───── MATERIALS PROVIDED ─────

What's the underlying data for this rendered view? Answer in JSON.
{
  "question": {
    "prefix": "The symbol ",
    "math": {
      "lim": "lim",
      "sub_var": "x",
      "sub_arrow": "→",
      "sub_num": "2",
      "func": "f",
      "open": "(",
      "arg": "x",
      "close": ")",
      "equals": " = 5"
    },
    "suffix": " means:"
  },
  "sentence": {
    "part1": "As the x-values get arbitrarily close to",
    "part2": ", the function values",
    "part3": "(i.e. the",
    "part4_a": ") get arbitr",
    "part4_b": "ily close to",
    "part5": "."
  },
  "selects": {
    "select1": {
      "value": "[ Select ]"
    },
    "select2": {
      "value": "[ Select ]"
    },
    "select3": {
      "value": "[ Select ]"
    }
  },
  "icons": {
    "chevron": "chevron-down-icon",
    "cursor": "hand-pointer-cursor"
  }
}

─────

• **AIM OF THE EXERCISE**
Repeat the material from above exactly, word for word.

• **OUTPUT**
What's the underlying data for this rendered view? Answer in JSON.
{
  "question": {
    "prefix": "The symbol ",
    "math": {
      "lim": "lim",
      "sub_var": "x",
      "sub_arrow": "→",
      "sub_num": "2",
      "func": "f",
      "open": "(",
      "arg": "x",
      "close": ")",
      "equals": " = 5"
    },
    "suffix": " means:"
  },
  "sentence": {
    "part1": "As the x-values get arbitrarily close to",
    "part2": ", the function values",
    "part3": "(i.e. the",
    "part4_a": ") get arbitr",
    "part4_b": "ily close to",
    "part5": "."
  },
  "selects": {
    "select1": {
      "value": "[ Select ]"
    },
    "select2": {
      "value": "[ Select ]"
    },
    "select3": {
      "value": "[ Select ]"
    }
  },
  "icons": {
    "chevron": "chevron-down-icon",
    "cursor": "hand-pointer-cursor"
  }
}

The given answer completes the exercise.